_SUPPLIED MATERIAL_
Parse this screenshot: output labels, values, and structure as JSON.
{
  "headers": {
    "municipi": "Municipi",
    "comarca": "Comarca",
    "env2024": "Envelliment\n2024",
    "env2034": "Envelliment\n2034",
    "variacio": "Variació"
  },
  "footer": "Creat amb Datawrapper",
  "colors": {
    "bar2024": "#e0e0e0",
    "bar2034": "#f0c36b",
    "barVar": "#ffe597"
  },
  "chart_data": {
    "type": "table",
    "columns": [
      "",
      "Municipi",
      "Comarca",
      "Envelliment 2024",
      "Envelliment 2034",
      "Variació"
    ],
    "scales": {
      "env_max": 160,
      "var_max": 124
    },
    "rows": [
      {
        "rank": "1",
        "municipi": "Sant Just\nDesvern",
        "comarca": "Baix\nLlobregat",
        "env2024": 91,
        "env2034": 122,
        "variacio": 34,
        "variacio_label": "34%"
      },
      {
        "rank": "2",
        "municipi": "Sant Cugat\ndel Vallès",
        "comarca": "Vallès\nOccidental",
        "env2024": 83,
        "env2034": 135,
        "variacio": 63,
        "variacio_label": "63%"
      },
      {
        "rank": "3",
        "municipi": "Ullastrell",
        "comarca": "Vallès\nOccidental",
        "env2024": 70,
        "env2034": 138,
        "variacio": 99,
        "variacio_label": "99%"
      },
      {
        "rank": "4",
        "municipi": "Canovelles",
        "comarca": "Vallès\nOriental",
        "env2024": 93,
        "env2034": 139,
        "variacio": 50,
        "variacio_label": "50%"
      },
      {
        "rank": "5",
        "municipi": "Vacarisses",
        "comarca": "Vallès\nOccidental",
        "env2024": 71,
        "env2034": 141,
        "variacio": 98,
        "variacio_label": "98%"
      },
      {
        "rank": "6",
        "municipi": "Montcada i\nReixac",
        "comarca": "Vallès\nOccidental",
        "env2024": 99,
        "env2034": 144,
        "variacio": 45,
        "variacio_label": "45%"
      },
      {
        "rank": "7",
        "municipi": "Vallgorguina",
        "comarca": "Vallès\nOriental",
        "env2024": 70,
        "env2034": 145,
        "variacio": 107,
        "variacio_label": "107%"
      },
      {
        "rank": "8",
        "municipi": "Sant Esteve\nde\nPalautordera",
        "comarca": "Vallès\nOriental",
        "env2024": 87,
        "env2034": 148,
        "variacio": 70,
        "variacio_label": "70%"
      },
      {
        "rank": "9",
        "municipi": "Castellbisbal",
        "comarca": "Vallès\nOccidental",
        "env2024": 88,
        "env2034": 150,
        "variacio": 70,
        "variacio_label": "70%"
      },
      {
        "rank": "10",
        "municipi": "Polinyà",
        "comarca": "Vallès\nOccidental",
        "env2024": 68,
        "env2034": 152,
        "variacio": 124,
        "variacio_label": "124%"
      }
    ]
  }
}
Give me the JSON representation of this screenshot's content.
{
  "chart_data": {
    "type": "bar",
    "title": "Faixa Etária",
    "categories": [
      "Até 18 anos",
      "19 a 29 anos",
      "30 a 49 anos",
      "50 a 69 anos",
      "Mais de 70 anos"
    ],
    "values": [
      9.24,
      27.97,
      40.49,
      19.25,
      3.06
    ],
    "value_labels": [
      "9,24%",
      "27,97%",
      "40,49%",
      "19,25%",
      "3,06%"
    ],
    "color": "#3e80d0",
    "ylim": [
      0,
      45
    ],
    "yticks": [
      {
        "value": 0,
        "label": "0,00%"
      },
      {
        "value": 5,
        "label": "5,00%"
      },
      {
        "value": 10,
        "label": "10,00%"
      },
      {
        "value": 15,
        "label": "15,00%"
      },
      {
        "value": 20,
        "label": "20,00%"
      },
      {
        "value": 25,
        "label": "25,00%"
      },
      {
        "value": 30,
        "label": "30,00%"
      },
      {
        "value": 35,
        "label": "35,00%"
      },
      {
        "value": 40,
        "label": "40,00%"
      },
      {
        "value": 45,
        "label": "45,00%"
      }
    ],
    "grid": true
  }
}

==

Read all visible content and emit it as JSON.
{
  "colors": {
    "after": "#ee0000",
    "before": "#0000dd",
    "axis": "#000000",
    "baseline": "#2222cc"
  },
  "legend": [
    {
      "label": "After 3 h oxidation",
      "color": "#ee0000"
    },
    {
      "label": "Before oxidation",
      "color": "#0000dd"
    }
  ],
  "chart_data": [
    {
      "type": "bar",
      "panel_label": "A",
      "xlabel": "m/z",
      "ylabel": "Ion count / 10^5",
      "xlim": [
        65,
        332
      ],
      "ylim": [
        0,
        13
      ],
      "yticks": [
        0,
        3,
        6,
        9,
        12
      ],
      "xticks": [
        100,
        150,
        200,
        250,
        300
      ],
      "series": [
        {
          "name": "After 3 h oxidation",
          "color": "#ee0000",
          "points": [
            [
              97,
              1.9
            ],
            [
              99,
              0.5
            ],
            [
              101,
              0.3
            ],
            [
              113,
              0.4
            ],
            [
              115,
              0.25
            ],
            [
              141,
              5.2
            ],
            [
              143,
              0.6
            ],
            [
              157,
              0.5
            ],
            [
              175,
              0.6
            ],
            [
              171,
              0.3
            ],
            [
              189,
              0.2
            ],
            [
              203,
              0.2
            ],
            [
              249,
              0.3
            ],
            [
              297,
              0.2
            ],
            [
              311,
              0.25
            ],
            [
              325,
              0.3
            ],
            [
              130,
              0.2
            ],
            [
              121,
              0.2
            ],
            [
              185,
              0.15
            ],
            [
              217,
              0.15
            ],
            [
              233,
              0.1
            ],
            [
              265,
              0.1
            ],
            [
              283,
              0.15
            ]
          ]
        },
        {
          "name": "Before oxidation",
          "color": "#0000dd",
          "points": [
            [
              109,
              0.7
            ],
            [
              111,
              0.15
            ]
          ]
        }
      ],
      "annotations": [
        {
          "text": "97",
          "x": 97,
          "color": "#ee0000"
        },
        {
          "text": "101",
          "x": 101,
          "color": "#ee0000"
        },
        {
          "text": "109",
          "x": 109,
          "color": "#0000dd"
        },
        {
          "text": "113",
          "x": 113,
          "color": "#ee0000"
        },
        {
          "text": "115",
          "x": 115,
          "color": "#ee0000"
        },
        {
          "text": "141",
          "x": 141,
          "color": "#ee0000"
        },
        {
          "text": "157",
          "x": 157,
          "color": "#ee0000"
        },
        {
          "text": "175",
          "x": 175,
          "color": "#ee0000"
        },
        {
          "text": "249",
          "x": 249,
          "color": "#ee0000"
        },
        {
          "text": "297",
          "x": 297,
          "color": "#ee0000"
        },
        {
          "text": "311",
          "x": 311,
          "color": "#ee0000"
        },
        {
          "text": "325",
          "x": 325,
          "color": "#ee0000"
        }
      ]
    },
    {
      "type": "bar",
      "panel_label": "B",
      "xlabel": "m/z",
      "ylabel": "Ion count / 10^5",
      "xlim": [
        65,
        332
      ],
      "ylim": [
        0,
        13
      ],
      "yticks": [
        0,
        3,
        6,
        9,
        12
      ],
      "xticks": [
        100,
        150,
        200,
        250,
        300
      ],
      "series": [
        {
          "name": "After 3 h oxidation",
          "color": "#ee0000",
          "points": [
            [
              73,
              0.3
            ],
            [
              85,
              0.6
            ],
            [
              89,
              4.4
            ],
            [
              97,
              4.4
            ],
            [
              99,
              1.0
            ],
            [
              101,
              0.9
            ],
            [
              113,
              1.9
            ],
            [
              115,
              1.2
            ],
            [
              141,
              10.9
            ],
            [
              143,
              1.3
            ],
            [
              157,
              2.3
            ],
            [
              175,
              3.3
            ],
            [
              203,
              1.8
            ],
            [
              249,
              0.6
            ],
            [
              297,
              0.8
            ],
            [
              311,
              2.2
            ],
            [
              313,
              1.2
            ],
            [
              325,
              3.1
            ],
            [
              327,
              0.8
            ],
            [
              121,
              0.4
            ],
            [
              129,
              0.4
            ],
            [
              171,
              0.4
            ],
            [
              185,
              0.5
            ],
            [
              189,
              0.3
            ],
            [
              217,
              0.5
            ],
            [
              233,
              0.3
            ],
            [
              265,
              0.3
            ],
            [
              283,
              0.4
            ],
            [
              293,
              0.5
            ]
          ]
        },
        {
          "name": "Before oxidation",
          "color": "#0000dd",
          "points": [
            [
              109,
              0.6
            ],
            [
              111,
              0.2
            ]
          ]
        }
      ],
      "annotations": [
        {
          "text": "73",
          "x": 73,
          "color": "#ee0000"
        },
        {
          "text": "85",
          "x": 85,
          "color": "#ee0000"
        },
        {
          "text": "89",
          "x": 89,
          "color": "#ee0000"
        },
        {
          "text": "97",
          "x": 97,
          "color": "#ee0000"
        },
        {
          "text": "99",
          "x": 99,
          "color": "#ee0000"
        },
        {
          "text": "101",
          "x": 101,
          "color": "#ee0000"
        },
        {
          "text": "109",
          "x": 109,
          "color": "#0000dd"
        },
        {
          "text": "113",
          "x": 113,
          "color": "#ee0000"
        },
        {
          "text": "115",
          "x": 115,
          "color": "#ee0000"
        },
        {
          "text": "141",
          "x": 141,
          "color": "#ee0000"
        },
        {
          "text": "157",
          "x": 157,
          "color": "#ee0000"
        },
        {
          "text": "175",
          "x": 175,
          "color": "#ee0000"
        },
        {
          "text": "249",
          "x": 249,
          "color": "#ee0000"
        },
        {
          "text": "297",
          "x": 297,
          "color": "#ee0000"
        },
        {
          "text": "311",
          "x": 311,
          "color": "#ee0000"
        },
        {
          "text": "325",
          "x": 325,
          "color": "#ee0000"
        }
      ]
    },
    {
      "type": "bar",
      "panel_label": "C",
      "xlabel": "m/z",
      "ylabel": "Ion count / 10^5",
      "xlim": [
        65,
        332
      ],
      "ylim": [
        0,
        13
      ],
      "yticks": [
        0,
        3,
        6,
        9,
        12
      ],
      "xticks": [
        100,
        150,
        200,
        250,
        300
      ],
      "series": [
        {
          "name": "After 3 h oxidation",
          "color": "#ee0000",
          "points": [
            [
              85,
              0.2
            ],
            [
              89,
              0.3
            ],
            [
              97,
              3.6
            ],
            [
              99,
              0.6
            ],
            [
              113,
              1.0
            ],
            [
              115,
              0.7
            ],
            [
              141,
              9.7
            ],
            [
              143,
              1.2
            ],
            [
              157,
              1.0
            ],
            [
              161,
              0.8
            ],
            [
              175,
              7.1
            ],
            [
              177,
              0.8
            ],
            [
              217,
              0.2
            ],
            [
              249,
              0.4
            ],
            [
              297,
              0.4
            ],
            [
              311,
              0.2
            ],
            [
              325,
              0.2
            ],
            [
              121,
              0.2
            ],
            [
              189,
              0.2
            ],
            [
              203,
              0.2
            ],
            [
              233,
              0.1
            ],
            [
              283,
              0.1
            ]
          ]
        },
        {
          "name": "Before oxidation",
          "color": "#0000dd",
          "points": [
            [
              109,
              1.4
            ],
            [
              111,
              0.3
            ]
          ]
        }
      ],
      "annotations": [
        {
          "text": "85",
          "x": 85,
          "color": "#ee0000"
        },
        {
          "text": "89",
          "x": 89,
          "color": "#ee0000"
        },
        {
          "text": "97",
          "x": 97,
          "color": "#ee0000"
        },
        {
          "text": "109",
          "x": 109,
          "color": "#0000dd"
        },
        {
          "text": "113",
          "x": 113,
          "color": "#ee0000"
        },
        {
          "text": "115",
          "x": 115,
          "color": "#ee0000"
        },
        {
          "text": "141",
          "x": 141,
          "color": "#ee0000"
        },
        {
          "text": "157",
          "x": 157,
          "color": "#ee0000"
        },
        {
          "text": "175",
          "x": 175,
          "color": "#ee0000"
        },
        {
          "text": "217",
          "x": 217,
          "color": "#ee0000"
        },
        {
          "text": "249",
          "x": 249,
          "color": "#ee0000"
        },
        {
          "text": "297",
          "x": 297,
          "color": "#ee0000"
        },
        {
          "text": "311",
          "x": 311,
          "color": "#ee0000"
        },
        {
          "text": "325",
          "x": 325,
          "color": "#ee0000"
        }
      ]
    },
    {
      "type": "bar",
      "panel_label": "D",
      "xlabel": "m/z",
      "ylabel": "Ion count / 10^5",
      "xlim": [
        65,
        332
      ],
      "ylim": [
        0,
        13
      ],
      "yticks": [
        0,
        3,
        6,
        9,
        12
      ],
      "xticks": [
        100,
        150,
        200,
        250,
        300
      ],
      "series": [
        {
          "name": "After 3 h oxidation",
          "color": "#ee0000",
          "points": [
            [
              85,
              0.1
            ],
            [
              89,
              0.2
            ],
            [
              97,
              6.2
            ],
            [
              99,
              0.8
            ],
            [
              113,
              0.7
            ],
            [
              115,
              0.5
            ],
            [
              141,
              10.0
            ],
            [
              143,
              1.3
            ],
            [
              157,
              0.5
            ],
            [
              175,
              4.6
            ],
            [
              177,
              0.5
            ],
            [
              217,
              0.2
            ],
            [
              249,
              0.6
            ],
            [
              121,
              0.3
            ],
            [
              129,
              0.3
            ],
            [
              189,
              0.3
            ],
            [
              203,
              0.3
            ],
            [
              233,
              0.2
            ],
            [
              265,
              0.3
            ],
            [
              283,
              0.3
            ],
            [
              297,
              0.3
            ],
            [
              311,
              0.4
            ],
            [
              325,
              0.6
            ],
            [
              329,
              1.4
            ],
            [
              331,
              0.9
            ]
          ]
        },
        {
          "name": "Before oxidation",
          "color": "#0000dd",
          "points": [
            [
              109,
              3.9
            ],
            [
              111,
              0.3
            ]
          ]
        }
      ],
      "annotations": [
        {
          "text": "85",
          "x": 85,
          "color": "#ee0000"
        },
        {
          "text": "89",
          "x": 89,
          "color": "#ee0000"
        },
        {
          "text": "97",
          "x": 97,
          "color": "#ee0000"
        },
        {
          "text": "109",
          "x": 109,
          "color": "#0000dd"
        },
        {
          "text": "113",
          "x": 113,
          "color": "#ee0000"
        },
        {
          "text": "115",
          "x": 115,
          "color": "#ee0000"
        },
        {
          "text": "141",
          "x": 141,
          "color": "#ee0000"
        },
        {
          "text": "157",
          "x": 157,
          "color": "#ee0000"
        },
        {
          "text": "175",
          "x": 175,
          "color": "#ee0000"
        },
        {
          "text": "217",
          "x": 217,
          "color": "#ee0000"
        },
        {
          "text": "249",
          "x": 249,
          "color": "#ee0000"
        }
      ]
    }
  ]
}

...

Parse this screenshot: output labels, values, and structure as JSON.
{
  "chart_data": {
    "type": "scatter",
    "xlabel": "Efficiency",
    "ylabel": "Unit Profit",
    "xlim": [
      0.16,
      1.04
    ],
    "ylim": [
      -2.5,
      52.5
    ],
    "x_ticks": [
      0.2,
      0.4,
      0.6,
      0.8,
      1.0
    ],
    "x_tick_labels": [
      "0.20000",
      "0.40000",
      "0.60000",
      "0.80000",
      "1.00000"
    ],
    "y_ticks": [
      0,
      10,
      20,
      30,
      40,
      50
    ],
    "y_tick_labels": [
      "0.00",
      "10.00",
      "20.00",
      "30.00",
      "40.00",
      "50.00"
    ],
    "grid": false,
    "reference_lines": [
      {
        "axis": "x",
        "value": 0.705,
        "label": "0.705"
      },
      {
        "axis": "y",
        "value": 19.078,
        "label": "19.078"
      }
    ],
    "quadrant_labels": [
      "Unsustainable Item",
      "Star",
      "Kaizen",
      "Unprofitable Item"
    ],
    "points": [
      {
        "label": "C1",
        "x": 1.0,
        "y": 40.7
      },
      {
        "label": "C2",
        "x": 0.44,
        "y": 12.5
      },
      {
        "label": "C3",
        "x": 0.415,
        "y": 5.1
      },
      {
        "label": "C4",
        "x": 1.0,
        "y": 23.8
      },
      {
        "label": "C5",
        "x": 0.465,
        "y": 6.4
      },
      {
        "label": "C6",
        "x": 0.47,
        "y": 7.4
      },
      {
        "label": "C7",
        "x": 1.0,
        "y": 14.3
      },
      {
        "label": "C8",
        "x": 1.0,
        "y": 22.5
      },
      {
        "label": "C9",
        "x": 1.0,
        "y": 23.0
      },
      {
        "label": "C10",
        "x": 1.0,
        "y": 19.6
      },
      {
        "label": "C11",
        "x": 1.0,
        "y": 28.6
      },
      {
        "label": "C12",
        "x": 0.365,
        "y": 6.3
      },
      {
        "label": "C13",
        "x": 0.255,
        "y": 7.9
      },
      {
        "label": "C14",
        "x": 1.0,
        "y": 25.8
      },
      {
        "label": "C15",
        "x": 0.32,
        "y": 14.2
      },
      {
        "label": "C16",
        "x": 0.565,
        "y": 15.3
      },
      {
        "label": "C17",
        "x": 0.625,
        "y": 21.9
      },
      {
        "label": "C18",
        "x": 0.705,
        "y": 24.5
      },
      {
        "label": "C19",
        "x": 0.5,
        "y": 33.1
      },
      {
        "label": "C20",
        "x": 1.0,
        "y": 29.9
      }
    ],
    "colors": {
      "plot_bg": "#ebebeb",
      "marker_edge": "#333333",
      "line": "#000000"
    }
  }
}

_WHAT IS BEING ASKED_
All lines in the data that contain the word "Envelliment" should be copied.

_THE RESULT_
    "env2024": "Envelliment\n2024",
    "env2034": "Envelliment\n2034",
      "Envelliment 2024",
      "Envelliment 2034",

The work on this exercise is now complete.